Task
Find each line holding the word "médium" and give the total alone.

[start of Dataset content]

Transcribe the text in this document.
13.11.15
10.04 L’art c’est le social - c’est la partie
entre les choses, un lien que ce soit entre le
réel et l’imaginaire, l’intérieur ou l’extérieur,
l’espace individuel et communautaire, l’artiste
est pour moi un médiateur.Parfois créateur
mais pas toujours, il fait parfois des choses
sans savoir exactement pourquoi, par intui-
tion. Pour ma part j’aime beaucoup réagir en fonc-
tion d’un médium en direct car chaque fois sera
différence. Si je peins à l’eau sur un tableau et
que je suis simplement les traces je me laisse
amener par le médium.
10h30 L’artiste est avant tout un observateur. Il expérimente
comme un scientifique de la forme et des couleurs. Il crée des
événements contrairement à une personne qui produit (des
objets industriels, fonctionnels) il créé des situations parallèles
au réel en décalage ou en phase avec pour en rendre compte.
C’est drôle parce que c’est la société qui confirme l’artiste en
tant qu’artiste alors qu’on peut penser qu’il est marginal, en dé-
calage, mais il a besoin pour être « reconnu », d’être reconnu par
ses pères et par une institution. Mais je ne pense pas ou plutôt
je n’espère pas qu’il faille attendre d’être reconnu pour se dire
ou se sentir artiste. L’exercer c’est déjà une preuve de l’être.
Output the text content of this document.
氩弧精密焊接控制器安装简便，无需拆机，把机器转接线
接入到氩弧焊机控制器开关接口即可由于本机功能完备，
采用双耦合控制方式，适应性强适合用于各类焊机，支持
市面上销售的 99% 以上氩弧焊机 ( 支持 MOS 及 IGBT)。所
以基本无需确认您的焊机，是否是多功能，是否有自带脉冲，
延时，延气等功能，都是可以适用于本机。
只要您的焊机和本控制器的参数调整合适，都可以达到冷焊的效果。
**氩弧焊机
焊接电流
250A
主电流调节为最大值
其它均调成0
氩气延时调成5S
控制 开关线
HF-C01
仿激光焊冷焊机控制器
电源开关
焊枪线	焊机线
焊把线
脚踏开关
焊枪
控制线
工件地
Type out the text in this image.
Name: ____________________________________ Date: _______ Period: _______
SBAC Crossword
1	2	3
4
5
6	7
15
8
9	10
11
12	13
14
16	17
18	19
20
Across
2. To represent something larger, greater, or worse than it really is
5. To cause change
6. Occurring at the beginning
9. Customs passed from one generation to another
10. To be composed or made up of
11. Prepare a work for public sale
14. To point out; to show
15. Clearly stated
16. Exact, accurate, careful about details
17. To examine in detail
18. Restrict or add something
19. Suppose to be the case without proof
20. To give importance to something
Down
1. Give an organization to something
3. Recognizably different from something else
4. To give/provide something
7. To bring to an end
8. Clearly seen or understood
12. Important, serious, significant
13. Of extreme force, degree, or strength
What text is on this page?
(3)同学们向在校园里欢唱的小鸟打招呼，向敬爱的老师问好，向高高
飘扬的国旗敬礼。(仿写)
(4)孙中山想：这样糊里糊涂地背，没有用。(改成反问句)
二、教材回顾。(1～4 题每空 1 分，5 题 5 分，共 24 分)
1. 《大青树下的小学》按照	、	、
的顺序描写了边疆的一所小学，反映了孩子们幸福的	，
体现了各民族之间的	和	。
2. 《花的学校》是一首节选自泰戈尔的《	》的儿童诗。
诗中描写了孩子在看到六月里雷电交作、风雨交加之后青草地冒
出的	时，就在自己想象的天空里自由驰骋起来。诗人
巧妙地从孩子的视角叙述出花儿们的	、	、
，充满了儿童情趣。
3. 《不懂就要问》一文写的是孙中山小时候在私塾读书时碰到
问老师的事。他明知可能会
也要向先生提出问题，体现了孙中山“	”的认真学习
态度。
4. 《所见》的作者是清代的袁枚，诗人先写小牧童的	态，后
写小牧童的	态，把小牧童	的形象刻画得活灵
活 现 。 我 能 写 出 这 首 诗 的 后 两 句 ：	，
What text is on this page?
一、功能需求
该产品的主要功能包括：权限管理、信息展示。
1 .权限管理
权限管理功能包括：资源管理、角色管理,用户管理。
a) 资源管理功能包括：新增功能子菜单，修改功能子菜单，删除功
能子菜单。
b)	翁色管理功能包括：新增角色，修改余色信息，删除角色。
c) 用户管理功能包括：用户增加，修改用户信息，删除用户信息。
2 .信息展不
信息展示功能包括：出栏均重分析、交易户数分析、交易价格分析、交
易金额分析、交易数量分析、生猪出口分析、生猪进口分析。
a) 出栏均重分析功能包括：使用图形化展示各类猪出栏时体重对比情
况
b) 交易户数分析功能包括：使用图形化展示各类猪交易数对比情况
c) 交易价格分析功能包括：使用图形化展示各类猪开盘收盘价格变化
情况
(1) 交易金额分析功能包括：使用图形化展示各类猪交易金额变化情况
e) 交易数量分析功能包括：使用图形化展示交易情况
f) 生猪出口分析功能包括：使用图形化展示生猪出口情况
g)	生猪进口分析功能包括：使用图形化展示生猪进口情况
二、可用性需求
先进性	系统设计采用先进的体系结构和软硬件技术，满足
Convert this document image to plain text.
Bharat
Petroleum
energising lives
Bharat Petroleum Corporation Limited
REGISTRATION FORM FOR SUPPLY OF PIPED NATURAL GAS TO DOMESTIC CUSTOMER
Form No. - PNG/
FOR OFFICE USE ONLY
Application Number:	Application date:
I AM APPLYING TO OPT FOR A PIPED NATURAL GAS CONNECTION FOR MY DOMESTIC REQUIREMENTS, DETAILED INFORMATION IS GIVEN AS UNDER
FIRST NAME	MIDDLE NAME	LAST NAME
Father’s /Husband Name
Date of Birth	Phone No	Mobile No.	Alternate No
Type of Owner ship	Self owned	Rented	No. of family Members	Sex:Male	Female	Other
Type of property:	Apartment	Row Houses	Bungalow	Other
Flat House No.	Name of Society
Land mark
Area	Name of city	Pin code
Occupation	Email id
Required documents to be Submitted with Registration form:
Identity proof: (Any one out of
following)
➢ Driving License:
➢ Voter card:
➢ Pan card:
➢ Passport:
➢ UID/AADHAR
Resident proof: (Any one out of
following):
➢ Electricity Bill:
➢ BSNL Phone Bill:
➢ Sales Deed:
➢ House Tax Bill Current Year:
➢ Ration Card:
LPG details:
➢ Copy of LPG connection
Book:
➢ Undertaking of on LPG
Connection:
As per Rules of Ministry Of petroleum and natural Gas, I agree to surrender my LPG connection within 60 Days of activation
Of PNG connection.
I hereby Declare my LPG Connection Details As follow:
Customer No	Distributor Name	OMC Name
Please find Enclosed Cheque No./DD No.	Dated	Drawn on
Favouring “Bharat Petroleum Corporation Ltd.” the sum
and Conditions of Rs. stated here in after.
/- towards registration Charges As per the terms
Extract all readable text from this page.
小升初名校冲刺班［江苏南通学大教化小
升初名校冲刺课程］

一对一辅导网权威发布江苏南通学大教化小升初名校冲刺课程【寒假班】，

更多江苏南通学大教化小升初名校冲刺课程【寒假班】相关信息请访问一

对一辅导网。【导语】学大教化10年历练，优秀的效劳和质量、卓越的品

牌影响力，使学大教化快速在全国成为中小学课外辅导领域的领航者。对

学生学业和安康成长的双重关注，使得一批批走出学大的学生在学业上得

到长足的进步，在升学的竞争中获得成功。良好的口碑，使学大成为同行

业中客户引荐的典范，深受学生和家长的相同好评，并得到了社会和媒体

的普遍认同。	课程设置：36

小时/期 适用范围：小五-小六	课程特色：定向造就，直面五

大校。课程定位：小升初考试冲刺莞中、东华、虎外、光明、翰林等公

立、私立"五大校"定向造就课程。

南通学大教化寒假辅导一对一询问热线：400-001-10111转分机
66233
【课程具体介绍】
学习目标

[end of Dataset content]

Correct answer
2